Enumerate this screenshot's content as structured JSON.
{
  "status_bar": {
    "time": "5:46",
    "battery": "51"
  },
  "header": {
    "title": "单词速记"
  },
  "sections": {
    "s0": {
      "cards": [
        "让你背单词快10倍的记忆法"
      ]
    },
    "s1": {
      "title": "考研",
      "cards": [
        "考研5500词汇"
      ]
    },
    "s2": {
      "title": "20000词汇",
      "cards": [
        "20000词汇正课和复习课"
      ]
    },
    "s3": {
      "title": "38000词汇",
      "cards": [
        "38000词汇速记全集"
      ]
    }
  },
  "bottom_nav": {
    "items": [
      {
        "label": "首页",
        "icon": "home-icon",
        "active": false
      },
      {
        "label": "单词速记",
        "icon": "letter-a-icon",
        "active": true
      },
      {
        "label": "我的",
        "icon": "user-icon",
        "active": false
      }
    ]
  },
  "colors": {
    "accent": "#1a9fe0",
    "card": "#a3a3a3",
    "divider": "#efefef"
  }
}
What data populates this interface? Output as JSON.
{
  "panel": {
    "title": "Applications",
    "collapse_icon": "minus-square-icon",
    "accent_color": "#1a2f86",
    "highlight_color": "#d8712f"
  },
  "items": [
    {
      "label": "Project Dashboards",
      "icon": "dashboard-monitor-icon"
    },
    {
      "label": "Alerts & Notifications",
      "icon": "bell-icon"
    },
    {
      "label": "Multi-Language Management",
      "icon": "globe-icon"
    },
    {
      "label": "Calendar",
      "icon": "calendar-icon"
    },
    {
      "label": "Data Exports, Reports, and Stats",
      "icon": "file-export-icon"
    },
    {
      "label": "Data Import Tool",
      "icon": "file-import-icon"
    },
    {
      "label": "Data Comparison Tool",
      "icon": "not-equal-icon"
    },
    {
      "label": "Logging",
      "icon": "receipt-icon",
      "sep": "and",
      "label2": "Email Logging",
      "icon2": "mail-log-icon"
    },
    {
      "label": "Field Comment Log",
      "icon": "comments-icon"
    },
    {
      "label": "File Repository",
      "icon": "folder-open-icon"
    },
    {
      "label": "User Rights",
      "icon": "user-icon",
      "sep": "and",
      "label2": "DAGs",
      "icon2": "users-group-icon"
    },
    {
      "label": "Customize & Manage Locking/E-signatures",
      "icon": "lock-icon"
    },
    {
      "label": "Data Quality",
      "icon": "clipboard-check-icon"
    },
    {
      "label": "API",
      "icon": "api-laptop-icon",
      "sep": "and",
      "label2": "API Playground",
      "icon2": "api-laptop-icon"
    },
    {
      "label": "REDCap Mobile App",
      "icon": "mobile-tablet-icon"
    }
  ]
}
++++++
§ What is asked: Repeat every entry exactly as written above.

§ Result below:
Enumerate this screenshot's content as structured JSON.
{
  "status_bar": {
    "time": "5:46",
    "battery": "51"
  },
  "header": {
    "title": "单词速记"
  },
  "sections": {
    "s0": {
      "cards": [
        "让你背单词快10倍的记忆法"
      ]
    },
    "s1": {
      "title": "考研",
      "cards": [
        "考研5500词汇"
      ]
    },
    "s2": {
      "title": "20000词汇",
      "cards": [
        "20000词汇正课和复习课"
      ]
    },
    "s3": {
      "title": "38000词汇",
      "cards": [
        "38000词汇速记全集"
      ]
    }
  },
  "bottom_nav": {
    "items": [
      {
        "label": "首页",
        "icon": "home-icon",
        "active": false
      },
      {
        "label": "单词速记",
        "icon": "letter-a-icon",
        "active": true
      },
      {
        "label": "我的",
        "icon": "user-icon",
        "active": false
      }
    ]
  },
  "colors": {
    "accent": "#1a9fe0",
    "card": "#a3a3a3",
    "divider": "#efefef"
  }
}
What data populates this interface? Output as JSON.
{
  "panel": {
    "title": "Applications",
    "collapse_icon": "minus-square-icon",
    "accent_color": "#1a2f86",
    "highlight_color": "#d8712f"
  },
  "items": [
    {
      "label": "Project Dashboards",
      "icon": "dashboard-monitor-icon"
    },
    {
      "label": "Alerts & Notifications",
      "icon": "bell-icon"
    },
    {
      "label": "Multi-Language Management",
      "icon": "globe-icon"
    },
    {
      "label": "Calendar",
      "icon": "calendar-icon"
    },
    {
      "label": "Data Exports, Reports, and Stats",
      "icon": "file-export-icon"
    },
    {
      "label": "Data Import Tool",
      "icon": "file-import-icon"
    },
    {
      "label": "Data Comparison Tool",
      "icon": "not-equal-icon"
    },
    {
      "label": "Logging",
      "icon": "receipt-icon",
      "sep": "and",
      "label2": "Email Logging",
      "icon2": "mail-log-icon"
    },
    {
      "label": "Field Comment Log",
      "icon": "comments-icon"
    },
    {
      "label": "File Repository",
      "icon": "folder-open-icon"
    },
    {
      "label": "User Rights",
      "icon": "user-icon",
      "sep": "and",
      "label2": "DAGs",
      "icon2": "users-group-icon"
    },
    {
      "label": "Customize & Manage Locking/E-signatures",
      "icon": "lock-icon"
    },
    {
      "label": "Data Quality",
      "icon": "clipboard-check-icon"
    },
    {
      "label": "API",
      "icon": "api-laptop-icon",
      "sep": "and",
      "label2": "API Playground",
      "icon2": "api-laptop-icon"
    },
    {
      "label": "REDCap Mobile App",
      "icon": "mobile-tablet-icon"
    }
  ]
}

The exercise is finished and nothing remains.